▸ STATED PROBLEM
Lines that include the word "device" are the ones to copy.

▸ RECORDS SHOWN
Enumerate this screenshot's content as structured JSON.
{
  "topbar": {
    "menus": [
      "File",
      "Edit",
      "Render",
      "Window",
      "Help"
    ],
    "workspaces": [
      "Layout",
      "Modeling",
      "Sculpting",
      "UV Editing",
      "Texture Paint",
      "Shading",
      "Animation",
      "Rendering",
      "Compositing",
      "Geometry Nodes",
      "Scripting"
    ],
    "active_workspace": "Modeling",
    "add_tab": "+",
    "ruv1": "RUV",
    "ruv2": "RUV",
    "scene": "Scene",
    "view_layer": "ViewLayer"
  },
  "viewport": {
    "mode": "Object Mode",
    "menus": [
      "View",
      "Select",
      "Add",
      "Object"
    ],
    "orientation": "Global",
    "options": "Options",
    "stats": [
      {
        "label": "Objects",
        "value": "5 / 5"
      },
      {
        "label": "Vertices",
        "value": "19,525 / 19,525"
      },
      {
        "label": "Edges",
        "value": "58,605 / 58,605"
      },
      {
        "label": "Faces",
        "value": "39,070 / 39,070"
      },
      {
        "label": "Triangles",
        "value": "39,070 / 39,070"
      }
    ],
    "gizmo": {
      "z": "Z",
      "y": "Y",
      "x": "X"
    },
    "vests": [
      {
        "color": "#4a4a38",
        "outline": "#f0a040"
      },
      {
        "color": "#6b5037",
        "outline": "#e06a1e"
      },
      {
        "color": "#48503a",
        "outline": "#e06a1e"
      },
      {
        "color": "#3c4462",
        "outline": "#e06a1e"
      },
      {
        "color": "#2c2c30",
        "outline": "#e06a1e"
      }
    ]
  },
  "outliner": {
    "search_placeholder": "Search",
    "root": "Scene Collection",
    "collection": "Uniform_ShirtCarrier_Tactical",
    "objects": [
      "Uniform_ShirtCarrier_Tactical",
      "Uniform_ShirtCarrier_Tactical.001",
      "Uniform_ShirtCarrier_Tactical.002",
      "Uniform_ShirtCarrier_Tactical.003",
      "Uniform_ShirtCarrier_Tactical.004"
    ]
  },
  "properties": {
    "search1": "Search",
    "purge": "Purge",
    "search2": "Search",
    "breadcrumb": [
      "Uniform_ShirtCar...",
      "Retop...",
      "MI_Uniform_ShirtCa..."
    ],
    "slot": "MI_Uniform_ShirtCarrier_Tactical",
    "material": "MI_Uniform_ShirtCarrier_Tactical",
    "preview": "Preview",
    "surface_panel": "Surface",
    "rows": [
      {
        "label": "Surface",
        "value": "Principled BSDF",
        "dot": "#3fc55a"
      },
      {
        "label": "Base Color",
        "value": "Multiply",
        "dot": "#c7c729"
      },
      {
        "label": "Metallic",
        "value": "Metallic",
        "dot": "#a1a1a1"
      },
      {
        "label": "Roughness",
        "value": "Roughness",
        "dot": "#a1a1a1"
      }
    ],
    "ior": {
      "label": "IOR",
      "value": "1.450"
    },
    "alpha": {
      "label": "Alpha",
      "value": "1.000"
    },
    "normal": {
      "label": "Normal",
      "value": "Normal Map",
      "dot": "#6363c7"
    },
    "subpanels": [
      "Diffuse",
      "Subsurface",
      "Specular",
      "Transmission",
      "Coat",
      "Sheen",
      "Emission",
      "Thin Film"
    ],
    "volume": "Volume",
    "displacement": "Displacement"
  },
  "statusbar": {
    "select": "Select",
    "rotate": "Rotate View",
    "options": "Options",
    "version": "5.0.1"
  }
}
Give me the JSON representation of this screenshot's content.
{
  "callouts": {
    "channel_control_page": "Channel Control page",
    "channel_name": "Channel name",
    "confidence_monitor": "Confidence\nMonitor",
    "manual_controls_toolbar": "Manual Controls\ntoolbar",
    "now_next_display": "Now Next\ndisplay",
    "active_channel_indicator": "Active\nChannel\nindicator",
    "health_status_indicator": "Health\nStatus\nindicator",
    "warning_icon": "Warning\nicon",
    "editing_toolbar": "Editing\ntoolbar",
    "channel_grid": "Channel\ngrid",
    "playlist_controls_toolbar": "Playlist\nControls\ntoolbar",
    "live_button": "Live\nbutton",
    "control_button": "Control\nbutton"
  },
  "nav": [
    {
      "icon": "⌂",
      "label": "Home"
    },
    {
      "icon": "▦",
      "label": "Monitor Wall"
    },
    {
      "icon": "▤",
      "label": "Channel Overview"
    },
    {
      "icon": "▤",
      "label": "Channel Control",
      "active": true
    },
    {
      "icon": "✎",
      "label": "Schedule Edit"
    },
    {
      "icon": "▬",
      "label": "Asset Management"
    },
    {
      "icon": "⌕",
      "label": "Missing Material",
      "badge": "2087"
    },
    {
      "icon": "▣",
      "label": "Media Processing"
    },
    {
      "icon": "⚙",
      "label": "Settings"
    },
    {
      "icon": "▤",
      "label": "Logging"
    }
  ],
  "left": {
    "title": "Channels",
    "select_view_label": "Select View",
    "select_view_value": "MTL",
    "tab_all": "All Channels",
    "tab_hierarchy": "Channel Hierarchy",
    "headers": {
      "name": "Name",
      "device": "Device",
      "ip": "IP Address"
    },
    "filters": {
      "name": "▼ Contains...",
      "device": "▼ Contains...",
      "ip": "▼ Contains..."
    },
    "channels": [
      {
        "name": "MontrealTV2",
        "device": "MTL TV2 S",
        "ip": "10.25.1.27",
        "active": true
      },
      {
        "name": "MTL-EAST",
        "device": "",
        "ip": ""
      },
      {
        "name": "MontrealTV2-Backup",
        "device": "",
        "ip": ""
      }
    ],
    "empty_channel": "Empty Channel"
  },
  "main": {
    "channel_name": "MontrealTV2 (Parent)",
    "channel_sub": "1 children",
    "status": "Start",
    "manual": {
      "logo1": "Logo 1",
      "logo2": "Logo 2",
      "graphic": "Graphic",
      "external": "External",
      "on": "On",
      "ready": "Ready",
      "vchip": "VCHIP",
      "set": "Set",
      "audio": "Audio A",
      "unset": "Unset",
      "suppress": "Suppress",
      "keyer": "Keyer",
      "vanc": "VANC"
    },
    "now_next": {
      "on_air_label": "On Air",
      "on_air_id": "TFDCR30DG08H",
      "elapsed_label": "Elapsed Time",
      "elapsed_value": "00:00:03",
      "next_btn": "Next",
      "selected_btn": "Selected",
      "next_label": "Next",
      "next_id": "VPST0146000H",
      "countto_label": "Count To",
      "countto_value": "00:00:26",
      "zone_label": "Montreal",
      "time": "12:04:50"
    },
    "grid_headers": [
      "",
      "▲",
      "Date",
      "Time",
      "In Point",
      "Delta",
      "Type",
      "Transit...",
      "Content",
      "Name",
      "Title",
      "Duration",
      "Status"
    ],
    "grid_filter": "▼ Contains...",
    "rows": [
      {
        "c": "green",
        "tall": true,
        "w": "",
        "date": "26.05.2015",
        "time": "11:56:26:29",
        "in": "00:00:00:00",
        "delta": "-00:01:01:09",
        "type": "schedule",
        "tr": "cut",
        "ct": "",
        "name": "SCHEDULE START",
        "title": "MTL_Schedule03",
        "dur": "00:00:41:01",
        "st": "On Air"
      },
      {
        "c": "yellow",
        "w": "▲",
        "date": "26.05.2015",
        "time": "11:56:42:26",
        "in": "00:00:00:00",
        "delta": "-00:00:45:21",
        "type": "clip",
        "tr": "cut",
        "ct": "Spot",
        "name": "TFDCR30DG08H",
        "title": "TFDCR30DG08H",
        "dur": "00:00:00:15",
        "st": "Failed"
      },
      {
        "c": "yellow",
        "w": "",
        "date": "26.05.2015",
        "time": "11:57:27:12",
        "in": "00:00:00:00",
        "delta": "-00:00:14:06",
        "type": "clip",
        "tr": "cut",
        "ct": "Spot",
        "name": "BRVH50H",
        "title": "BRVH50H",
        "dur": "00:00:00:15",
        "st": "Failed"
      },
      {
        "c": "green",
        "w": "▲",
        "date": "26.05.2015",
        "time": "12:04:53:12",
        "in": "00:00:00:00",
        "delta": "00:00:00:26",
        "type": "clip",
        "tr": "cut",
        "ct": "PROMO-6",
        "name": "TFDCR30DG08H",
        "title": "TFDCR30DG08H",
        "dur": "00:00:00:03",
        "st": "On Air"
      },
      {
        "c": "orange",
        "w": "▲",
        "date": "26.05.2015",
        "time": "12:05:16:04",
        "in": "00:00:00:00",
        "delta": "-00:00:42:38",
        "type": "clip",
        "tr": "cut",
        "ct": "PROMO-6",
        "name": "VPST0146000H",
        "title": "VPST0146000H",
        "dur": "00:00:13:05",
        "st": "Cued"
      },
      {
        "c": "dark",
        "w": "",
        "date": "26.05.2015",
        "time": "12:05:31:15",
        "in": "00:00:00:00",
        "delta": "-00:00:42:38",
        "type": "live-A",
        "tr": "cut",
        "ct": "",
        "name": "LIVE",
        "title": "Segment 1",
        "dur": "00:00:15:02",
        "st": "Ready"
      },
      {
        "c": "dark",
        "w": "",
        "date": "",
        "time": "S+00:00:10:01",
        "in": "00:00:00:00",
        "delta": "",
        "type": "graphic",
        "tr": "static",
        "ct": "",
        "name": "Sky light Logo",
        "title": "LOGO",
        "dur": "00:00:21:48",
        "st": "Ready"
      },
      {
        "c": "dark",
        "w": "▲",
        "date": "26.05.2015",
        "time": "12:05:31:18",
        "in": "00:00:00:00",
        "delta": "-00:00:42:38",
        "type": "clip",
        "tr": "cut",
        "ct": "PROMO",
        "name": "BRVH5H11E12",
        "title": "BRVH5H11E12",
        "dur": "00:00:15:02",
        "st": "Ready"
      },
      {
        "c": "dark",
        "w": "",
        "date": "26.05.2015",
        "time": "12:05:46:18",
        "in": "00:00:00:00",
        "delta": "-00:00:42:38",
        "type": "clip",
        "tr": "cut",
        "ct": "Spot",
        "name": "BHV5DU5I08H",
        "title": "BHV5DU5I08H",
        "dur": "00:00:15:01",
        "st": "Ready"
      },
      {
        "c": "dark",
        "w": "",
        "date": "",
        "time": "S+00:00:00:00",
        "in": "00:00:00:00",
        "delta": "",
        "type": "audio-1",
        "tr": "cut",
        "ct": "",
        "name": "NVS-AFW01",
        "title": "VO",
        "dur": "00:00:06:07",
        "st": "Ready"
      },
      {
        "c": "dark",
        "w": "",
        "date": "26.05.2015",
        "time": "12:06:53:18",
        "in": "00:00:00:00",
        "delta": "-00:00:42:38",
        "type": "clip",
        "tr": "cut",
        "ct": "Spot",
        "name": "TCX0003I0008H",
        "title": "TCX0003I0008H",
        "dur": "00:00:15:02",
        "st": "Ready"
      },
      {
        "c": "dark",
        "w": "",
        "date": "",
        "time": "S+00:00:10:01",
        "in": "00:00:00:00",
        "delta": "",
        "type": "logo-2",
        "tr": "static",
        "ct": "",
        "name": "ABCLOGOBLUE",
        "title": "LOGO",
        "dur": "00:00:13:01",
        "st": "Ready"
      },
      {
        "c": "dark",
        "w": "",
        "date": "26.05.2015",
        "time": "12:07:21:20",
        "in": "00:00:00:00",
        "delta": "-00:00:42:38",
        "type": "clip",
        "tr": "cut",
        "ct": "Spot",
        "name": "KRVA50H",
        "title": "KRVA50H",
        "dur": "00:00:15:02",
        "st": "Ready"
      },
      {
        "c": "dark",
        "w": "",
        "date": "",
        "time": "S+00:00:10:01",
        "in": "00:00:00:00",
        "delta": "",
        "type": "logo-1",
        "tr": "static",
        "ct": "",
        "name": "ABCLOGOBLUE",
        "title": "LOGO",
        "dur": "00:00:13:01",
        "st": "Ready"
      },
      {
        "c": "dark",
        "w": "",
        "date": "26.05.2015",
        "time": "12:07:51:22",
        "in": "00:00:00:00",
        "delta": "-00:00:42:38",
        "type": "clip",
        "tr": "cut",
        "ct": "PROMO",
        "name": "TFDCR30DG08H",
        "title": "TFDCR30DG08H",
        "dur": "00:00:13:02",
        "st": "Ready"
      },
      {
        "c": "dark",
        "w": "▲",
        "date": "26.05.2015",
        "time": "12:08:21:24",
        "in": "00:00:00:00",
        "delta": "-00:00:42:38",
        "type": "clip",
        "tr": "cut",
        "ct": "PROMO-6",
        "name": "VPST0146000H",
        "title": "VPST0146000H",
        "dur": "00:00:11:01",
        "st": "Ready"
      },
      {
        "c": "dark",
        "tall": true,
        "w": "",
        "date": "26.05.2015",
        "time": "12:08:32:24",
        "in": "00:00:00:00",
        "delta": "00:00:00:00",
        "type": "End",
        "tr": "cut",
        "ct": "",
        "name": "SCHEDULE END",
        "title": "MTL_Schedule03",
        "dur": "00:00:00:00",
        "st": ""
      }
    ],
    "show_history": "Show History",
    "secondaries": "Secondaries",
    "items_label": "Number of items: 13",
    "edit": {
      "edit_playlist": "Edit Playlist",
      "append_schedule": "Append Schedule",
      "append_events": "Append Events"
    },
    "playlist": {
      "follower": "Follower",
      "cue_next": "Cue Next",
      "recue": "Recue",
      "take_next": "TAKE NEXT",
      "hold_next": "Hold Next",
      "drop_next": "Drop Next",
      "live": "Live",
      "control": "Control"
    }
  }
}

▸ WRITTEN REPLY
      "device": "Device",
      "device": "▼ Contains...",
        "device": "MTL TV2 S",
        "device": "",
        "device": "",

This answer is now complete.